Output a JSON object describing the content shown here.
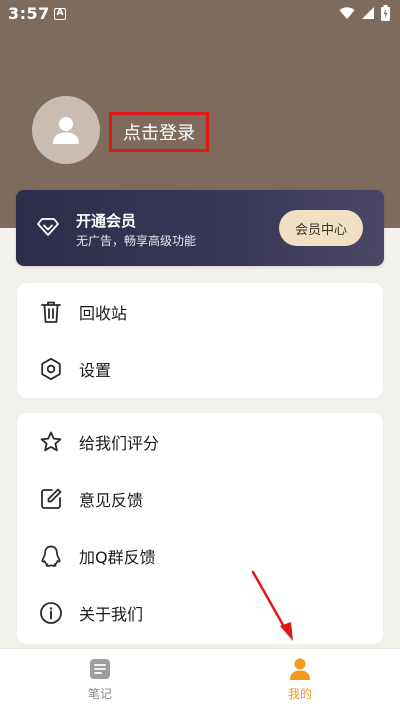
{
  "status_bar": {
    "time": "3:57",
    "notification_badge": "A"
  },
  "profile": {
    "login_label": "点击登录"
  },
  "vip": {
    "title": "开通会员",
    "subtitle": "无广告，畅享高级功能",
    "button_label": "会员中心"
  },
  "menu_group_1": [
    {
      "label": "回收站",
      "icon": "trash-icon"
    },
    {
      "label": "设置",
      "icon": "gear-icon"
    }
  ],
  "menu_group_2": [
    {
      "label": "给我们评分",
      "icon": "star-icon"
    },
    {
      "label": "意见反馈",
      "icon": "edit-icon"
    },
    {
      "label": "加Q群反馈",
      "icon": "qq-icon"
    },
    {
      "label": "关于我们",
      "icon": "info-icon"
    }
  ],
  "tabbar": {
    "items": [
      {
        "label": "笔记",
        "icon": "note-icon",
        "active": false
      },
      {
        "label": "我的",
        "icon": "person-icon",
        "active": true
      }
    ]
  },
  "colors": {
    "header": "#7f6b5c",
    "vip_card": "#2e2c4b",
    "vip_button": "#f1e0c4",
    "accent": "#f29a1a",
    "highlight_box": "#e01818"
  }
}
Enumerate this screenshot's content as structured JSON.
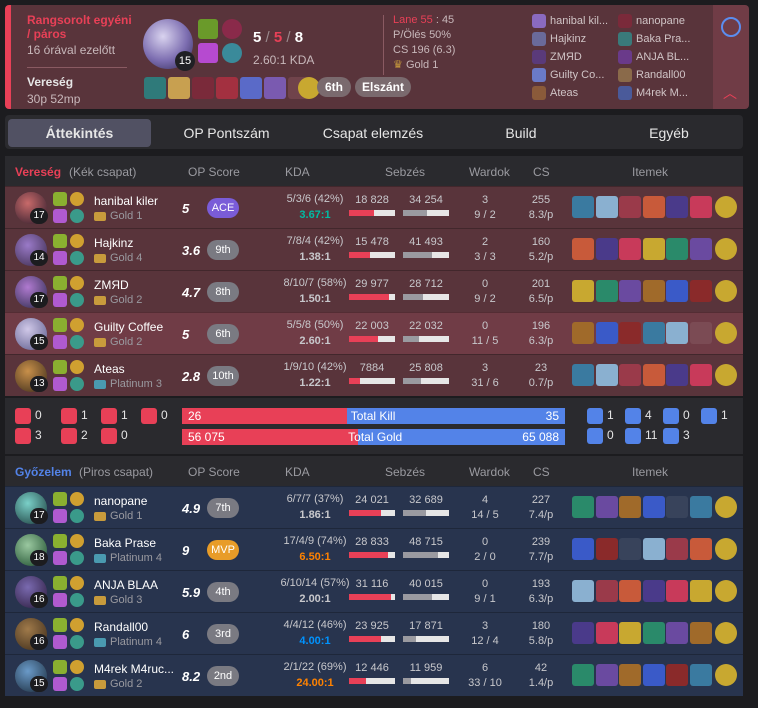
{
  "match": {
    "mode": "Rangsorolt egyéni / páros",
    "ago": "16 órával ezelőtt",
    "result": "Vereség",
    "length": "30p 52mp",
    "champ_level": "15",
    "kills": "5",
    "deaths": "5",
    "assists": "8",
    "kda_ratio": "2.60:1 KDA",
    "lane": "Lane 55",
    "lane_value": ": 45",
    "kp": "P/Ölés 50%",
    "cs": "CS 196 (6.3)",
    "rank": "Gold 1",
    "place_badge": "6th",
    "tag_badge": "Elszánt",
    "blue_players": [
      "hanibal kil...",
      "Hajkinz",
      "ZMЯD",
      "Guilty Co...",
      "Ateas"
    ],
    "red_players": [
      "nanopane",
      "Baka Pra...",
      "ANJA BL...",
      "Randall00",
      "M4rek M..."
    ]
  },
  "tabs": [
    "Áttekintés",
    "OP Pontszám",
    "Csapat elemzés",
    "Build",
    "Egyéb"
  ],
  "headers": {
    "op": "OP Score",
    "kda": "KDA",
    "dmg": "Sebzés",
    "ward": "Wardok",
    "cs": "CS",
    "items": "Itemek"
  },
  "teams": [
    {
      "result": "Vereség",
      "label": "(Kék csapat)",
      "result_color": "#e84057",
      "players": [
        {
          "name": "hanibal kiler",
          "tier": "Gold 1",
          "level": "17",
          "op": "5",
          "badge": "ACE",
          "kda": "5/3/6 (42%)",
          "ratio": "3.67:1",
          "dmg": "18 828",
          "taken": "34 254",
          "dmg_frac": 0.55,
          "taken_frac": 0.53,
          "ward": "3",
          "ward2": "9 / 2",
          "cs": "255",
          "cspm": "8.3/p"
        },
        {
          "name": "Hajkinz",
          "tier": "Gold 4",
          "level": "14",
          "op": "3.6",
          "badge": "9th",
          "kda": "7/8/4 (42%)",
          "ratio": "1.38:1",
          "dmg": "15 478",
          "taken": "41 493",
          "dmg_frac": 0.45,
          "taken_frac": 0.64,
          "ward": "2",
          "ward2": "3 / 3",
          "cs": "160",
          "cspm": "5.2/p"
        },
        {
          "name": "ZMЯD",
          "tier": "Gold 2",
          "level": "17",
          "op": "4.7",
          "badge": "8th",
          "kda": "8/10/7 (58%)",
          "ratio": "1.50:1",
          "dmg": "29 977",
          "taken": "28 712",
          "dmg_frac": 0.88,
          "taken_frac": 0.44,
          "ward": "0",
          "ward2": "9 / 2",
          "cs": "201",
          "cspm": "6.5/p"
        },
        {
          "name": "Guilty Coffee",
          "tier": "Gold 2",
          "level": "15",
          "op": "5",
          "badge": "6th",
          "kda": "5/5/8 (50%)",
          "ratio": "2.60:1",
          "dmg": "22 003",
          "taken": "22 032",
          "dmg_frac": 0.64,
          "taken_frac": 0.34,
          "ward": "0",
          "ward2": "11 / 5",
          "cs": "196",
          "cspm": "6.3/p"
        },
        {
          "name": "Ateas",
          "tier": "Platinum 3",
          "level": "13",
          "op": "2.8",
          "badge": "10th",
          "kda": "1/9/10 (42%)",
          "ratio": "1.22:1",
          "dmg": "7884",
          "taken": "25 808",
          "dmg_frac": 0.23,
          "taken_frac": 0.4,
          "ward": "3",
          "ward2": "31 / 6",
          "cs": "23",
          "cspm": "0.7/p"
        }
      ]
    },
    {
      "result": "Győzelem",
      "label": "(Piros csapat)",
      "result_color": "#5383e8",
      "players": [
        {
          "name": "nanopane",
          "tier": "Gold 1",
          "level": "17",
          "op": "4.9",
          "badge": "7th",
          "kda": "6/7/7 (37%)",
          "ratio": "1.86:1",
          "dmg": "24 021",
          "taken": "32 689",
          "dmg_frac": 0.7,
          "taken_frac": 0.5,
          "ward": "4",
          "ward2": "14 / 5",
          "cs": "227",
          "cspm": "7.4/p"
        },
        {
          "name": "Baka Prase",
          "tier": "Platinum 4",
          "level": "18",
          "op": "9",
          "badge": "MVP",
          "kda": "17/4/9 (74%)",
          "ratio": "6.50:1",
          "dmg": "28 833",
          "taken": "48 715",
          "dmg_frac": 0.84,
          "taken_frac": 0.75,
          "ward": "0",
          "ward2": "2 / 0",
          "cs": "239",
          "cspm": "7.7/p"
        },
        {
          "name": "ANJA BLAA",
          "tier": "Gold 3",
          "level": "16",
          "op": "5.9",
          "badge": "4th",
          "kda": "6/10/14 (57%)",
          "ratio": "2.00:1",
          "dmg": "31 116",
          "taken": "40 015",
          "dmg_frac": 0.91,
          "taken_frac": 0.62,
          "ward": "0",
          "ward2": "9 / 1",
          "cs": "193",
          "cspm": "6.3/p"
        },
        {
          "name": "Randall00",
          "tier": "Platinum 4",
          "level": "16",
          "op": "6",
          "badge": "3rd",
          "kda": "4/4/12 (46%)",
          "ratio": "4.00:1",
          "dmg": "23 925",
          "taken": "17 871",
          "dmg_frac": 0.7,
          "taken_frac": 0.28,
          "ward": "3",
          "ward2": "12 / 4",
          "cs": "180",
          "cspm": "5.8/p"
        },
        {
          "name": "M4rek M4ruc...",
          "tier": "Gold 2",
          "level": "15",
          "op": "8.2",
          "badge": "2nd",
          "kda": "2/1/22 (69%)",
          "ratio": "24.00:1",
          "dmg": "12 446",
          "taken": "11 959",
          "dmg_frac": 0.36,
          "taken_frac": 0.18,
          "ward": "6",
          "ward2": "33 / 10",
          "cs": "42",
          "cspm": "1.4/p"
        }
      ]
    }
  ],
  "objectives": {
    "blue": [
      "0",
      "1",
      "1",
      "0",
      "3",
      "2",
      "0"
    ],
    "red": [
      "1",
      "4",
      "0",
      "1",
      "0",
      "11",
      "3"
    ],
    "kill_red": "26",
    "kill_label": "Total Kill",
    "kill_blue": "35",
    "kill_red_frac": 0.43,
    "gold_red": "56 075",
    "gold_label": "Total Gold",
    "gold_blue": "65 088",
    "gold_red_frac": 0.46
  },
  "colors": {
    "loss": "#e84057",
    "win": "#5383e8",
    "loss_row": "#59343b",
    "loss_row_alt": "#703c46",
    "win_row": "#28344e",
    "win_row_alt": "#2f436e",
    "mvp": "#e89c28",
    "ace": "#7a5cd8"
  }
}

________________________

--- Problem to solve ---
Leaving the pictures aside, transcribe the entire listing exactly.

--- Task result ---
Output a JSON object describing the content shown here.
{
  "status_bar": {
    "time": "3:57",
    "notification_badge": "A"
  },
  "profile": {
    "login_label": "点击登录"
  },
  "vip": {
    "title": "开通会员",
    "subtitle": "无广告，畅享高级功能",
    "button_label": "会员中心"
  },
  "menu_group_1": [
    {
      "label": "回收站",
      "icon": "trash-icon"
    },
    {
      "label": "设置",
      "icon": "gear-icon"
    }
  ],
  "menu_group_2": [
    {
      "label": "给我们评分",
      "icon": "star-icon"
    },
    {
      "label": "意见反馈",
      "icon": "edit-icon"
    },
    {
      "label": "加Q群反馈",
      "icon": "qq-icon"
    },
    {
      "label": "关于我们",
      "icon": "info-icon"
    }
  ],
  "tabbar": {
    "items": [
      {
        "label": "笔记",
        "icon": "note-icon",
        "active": false
      },
      {
        "label": "我的",
        "icon": "person-icon",
        "active": true
      }
    ]
  },
  "colors": {
    "header": "#7f6b5c",
    "vip_card": "#2e2c4b",
    "vip_button": "#f1e0c4",
    "accent": "#f29a1a",
    "highlight_box": "#e01818"
  }
}
Enumerate this screenshot's content as structured JSON.
{
  "match": {
    "mode": "Rangsorolt egyéni / páros",
    "ago": "16 órával ezelőtt",
    "result": "Vereség",
    "length": "30p 52mp",
    "champ_level": "15",
    "kills": "5",
    "deaths": "5",
    "assists": "8",
    "kda_ratio": "2.60:1 KDA",
    "lane": "Lane 55",
    "lane_value": ": 45",
    "kp": "P/Ölés 50%",
    "cs": "CS 196 (6.3)",
    "rank": "Gold 1",
    "place_badge": "6th",
    "tag_badge": "Elszánt",
    "blue_players": [
      "hanibal kil...",
      "Hajkinz",
      "ZMЯD",
      "Guilty Co...",
      "Ateas"
    ],
    "red_players": [
      "nanopane",
      "Baka Pra...",
      "ANJA BL...",
      "Randall00",
      "M4rek M..."
    ]
  },
  "tabs": [
    "Áttekintés",
    "OP Pontszám",
    "Csapat elemzés",
    "Build",
    "Egyéb"
  ],
  "headers": {
    "op": "OP Score",
    "kda": "KDA",
    "dmg": "Sebzés",
    "ward": "Wardok",
    "cs": "CS",
    "items": "Itemek"
  },
  "teams": [
    {
      "result": "Vereség",
      "label": "(Kék csapat)",
      "result_color": "#e84057",
      "players": [
        {
          "name": "hanibal kiler",
          "tier": "Gold 1",
          "level": "17",
          "op": "5",
          "badge": "ACE",
          "kda": "5/3/6 (42%)",
          "ratio": "3.67:1",
          "dmg": "18 828",
          "taken": "34 254",
          "dmg_frac": 0.55,
          "taken_frac": 0.53,
          "ward": "3",
          "ward2": "9 / 2",
          "cs": "255",
          "cspm": "8.3/p"
        },
        {
          "name": "Hajkinz",
          "tier": "Gold 4",
          "level": "14",
          "op": "3.6",
          "badge": "9th",
          "kda": "7/8/4 (42%)",
          "ratio": "1.38:1",
          "dmg": "15 478",
          "taken": "41 493",
          "dmg_frac": 0.45,
          "taken_frac": 0.64,
          "ward": "2",
          "ward2": "3 / 3",
          "cs": "160",
          "cspm": "5.2/p"
        },
        {
          "name": "ZMЯD",
          "tier": "Gold 2",
          "level": "17",
          "op": "4.7",
          "badge": "8th",
          "kda": "8/10/7 (58%)",
          "ratio": "1.50:1",
          "dmg": "29 977",
          "taken": "28 712",
          "dmg_frac": 0.88,
          "taken_frac": 0.44,
          "ward": "0",
          "ward2": "9 / 2",
          "cs": "201",
          "cspm": "6.5/p"
        },
        {
          "name": "Guilty Coffee",
          "tier": "Gold 2",
          "level": "15",
          "op": "5",
          "badge": "6th",
          "kda": "5/5/8 (50%)",
          "ratio": "2.60:1",
          "dmg": "22 003",
          "taken": "22 032",
          "dmg_frac": 0.64,
          "taken_frac": 0.34,
          "ward": "0",
          "ward2": "11 / 5",
          "cs": "196",
          "cspm": "6.3/p"
        },
        {
          "name": "Ateas",
          "tier": "Platinum 3",
          "level": "13",
          "op": "2.8",
          "badge": "10th",
          "kda": "1/9/10 (42%)",
          "ratio": "1.22:1",
          "dmg": "7884",
          "taken": "25 808",
          "dmg_frac": 0.23,
          "taken_frac": 0.4,
          "ward": "3",
          "ward2": "31 / 6",
          "cs": "23",
          "cspm": "0.7/p"
        }
      ]
    },
    {
      "result": "Győzelem",
      "label": "(Piros csapat)",
      "result_color": "#5383e8",
      "players": [
        {
          "name": "nanopane",
          "tier": "Gold 1",
          "level": "17",
          "op": "4.9",
          "badge": "7th",
          "kda": "6/7/7 (37%)",
          "ratio": "1.86:1",
          "dmg": "24 021",
          "taken": "32 689",
          "dmg_frac": 0.7,
          "taken_frac": 0.5,
          "ward": "4",
          "ward2": "14 / 5",
          "cs": "227",
          "cspm": "7.4/p"
        },
        {
          "name": "Baka Prase",
          "tier": "Platinum 4",
          "level": "18",
          "op": "9",
          "badge": "MVP",
          "kda": "17/4/9 (74%)",
          "ratio": "6.50:1",
          "dmg": "28 833",
          "taken": "48 715",
          "dmg_frac": 0.84,
          "taken_frac": 0.75,
          "ward": "0",
          "ward2": "2 / 0",
          "cs": "239",
          "cspm": "7.7/p"
        },
        {
          "name": "ANJA BLAA",
          "tier": "Gold 3",
          "level": "16",
          "op": "5.9",
          "badge": "4th",
          "kda": "6/10/14 (57%)",
          "ratio": "2.00:1",
          "dmg": "31 116",
          "taken": "40 015",
          "dmg_frac": 0.91,
          "taken_frac": 0.62,
          "ward": "0",
          "ward2": "9 / 1",
          "cs": "193",
          "cspm": "6.3/p"
        },
        {
          "name": "Randall00",
          "tier": "Platinum 4",
          "level": "16",
          "op": "6",
          "badge": "3rd",
          "kda": "4/4/12 (46%)",
          "ratio": "4.00:1",
          "dmg": "23 925",
          "taken": "17 871",
          "dmg_frac": 0.7,
          "taken_frac": 0.28,
          "ward": "3",
          "ward2": "12 / 4",
          "cs": "180",
          "cspm": "5.8/p"
        },
        {
          "name": "M4rek M4ruc...",
          "tier": "Gold 2",
          "level": "15",
          "op": "8.2",
          "badge": "2nd",
          "kda": "2/1/22 (69%)",
          "ratio": "24.00:1",
          "dmg": "12 446",
          "taken": "11 959",
          "dmg_frac": 0.36,
          "taken_frac": 0.18,
          "ward": "6",
          "ward2": "33 / 10",
          "cs": "42",
          "cspm": "1.4/p"
        }
      ]
    }
  ],
  "objectives": {
    "blue": [
      "0",
      "1",
      "1",
      "0",
      "3",
      "2",
      "0"
    ],
    "red": [
      "1",
      "4",
      "0",
      "1",
      "0",
      "11",
      "3"
    ],
    "kill_red": "26",
    "kill_label": "Total Kill",
    "kill_blue": "35",
    "kill_red_frac": 0.43,
    "gold_red": "56 075",
    "gold_label": "Total Gold",
    "gold_blue": "65 088",
    "gold_red_frac": 0.46
  },
  "colors": {
    "loss": "#e84057",
    "win": "#5383e8",
    "loss_row": "#59343b",
    "loss_row_alt": "#703c46",
    "win_row": "#28344e",
    "win_row_alt": "#2f436e",
    "mvp": "#e89c28",
    "ace": "#7a5cd8"
  }
}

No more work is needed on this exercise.